▶ Directions for this task: Locate each line containing the string "icon" and copy it out.

··· Rows

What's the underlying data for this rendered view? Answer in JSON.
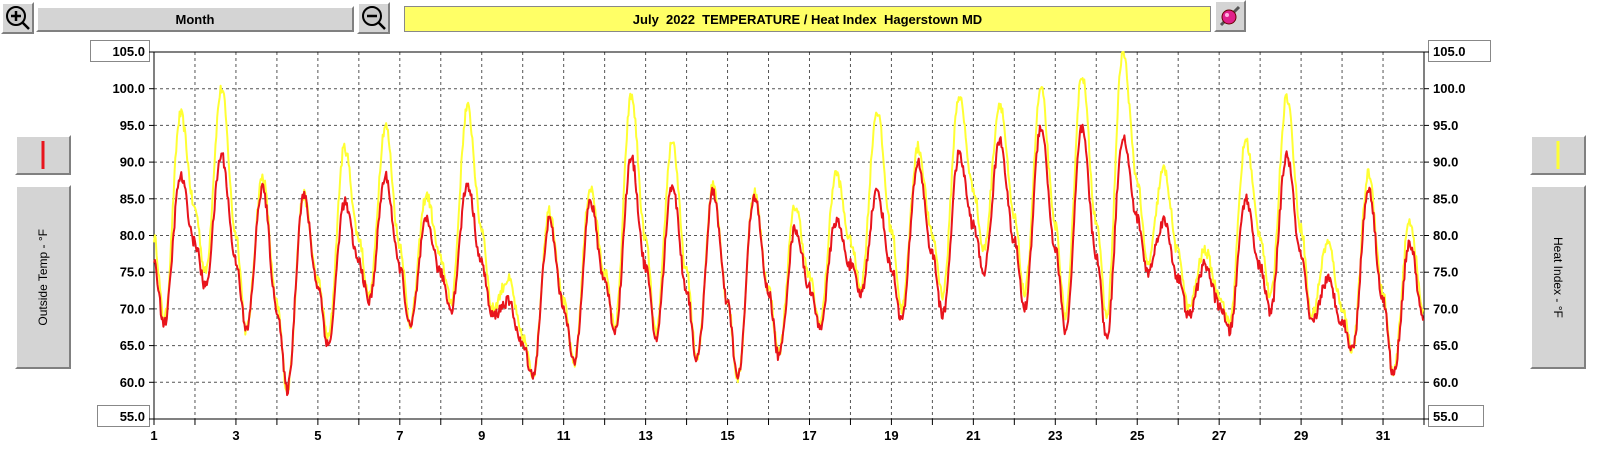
{
  "toolbar": {
    "zoom_in_icon": "zoom-in-icon",
    "zoom_out_icon": "zoom-out-icon",
    "period_label": "Month",
    "settings_icon": "paint-palette-icon"
  },
  "colors": {
    "outside_temp": "#e8141c",
    "heat_index": "#ffff33",
    "title_bar": "#ffff66",
    "grid": "#555555"
  },
  "left_panel": {
    "swatch_icon": "red-line-swatch-icon",
    "axis_button_label": "Outside Temp - °F",
    "top_range_value": "105.0",
    "bottom_range_value": "55.0"
  },
  "right_panel": {
    "swatch_icon": "yellow-line-swatch-icon",
    "axis_button_label": "Heat Index - °F",
    "top_range_value": "105.0",
    "bottom_range_value": "55.0"
  },
  "chart_data": {
    "type": "line",
    "title": "July  2022  TEMPERATURE / Heat Index  Hagerstown MD",
    "ylabel_left": "Outside Temp - °F",
    "ylabel_right": "Heat Index - °F",
    "ylim": [
      55,
      105
    ],
    "xlim": [
      1,
      32
    ],
    "grid": true,
    "x_ticks": [
      "1",
      "3",
      "5",
      "7",
      "9",
      "11",
      "13",
      "15",
      "17",
      "19",
      "21",
      "23",
      "25",
      "27",
      "29",
      "31"
    ],
    "y_ticks": [
      "55.0",
      "60.0",
      "65.0",
      "70.0",
      "75.0",
      "80.0",
      "85.0",
      "90.0",
      "95.0",
      "100.0",
      "105.0"
    ],
    "days": [
      1,
      2,
      3,
      4,
      5,
      6,
      7,
      8,
      9,
      10,
      11,
      12,
      13,
      14,
      15,
      16,
      17,
      18,
      19,
      20,
      21,
      22,
      23,
      24,
      25,
      26,
      27,
      28,
      29,
      30,
      31
    ],
    "series": [
      {
        "label": "Outside Temp",
        "axis": "left",
        "daily_high": [
          88,
          91,
          86.5,
          85.5,
          84.5,
          88,
          82,
          87,
          71,
          82,
          84.5,
          90.5,
          87,
          86,
          85.5,
          81,
          82,
          86,
          90,
          91,
          93,
          95,
          94.5,
          93.5,
          82,
          76,
          85,
          91,
          74,
          86.5,
          79
        ],
        "daily_low": [
          68,
          73,
          67,
          59,
          65,
          71,
          67.5,
          70,
          69,
          61,
          62.5,
          67,
          66,
          63,
          60.5,
          63.5,
          67.5,
          72,
          68.5,
          69,
          75,
          70,
          67,
          66,
          75,
          69,
          67,
          69.5,
          68,
          64.5,
          61
        ]
      },
      {
        "label": "Heat Index",
        "axis": "right",
        "daily_high": [
          96.5,
          100,
          88,
          85.5,
          92,
          95,
          85.5,
          97.5,
          74,
          83.5,
          86.5,
          99,
          93,
          87,
          86,
          84,
          88.5,
          97,
          92,
          99,
          98,
          100,
          102,
          105,
          89,
          78,
          93,
          99,
          79,
          88.5,
          82
        ],
        "daily_low": [
          68.5,
          75,
          67,
          59,
          66,
          71.5,
          68,
          71,
          70,
          61,
          62.5,
          67.5,
          66.5,
          63,
          60.5,
          64,
          68,
          73,
          70,
          72,
          78,
          72,
          69,
          69,
          76,
          70,
          68,
          71.5,
          69,
          64.5,
          61
        ]
      }
    ]
  }
}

······

▶ Completed exercise:
    "zoom_in_icon": "zoom-in-icon",
    "zoom_out_icon": "zoom-out-icon",
    "settings_icon": "paint-palette-icon"
    "swatch_icon": "red-line-swatch-icon",
    "swatch_icon": "yellow-line-swatch-icon",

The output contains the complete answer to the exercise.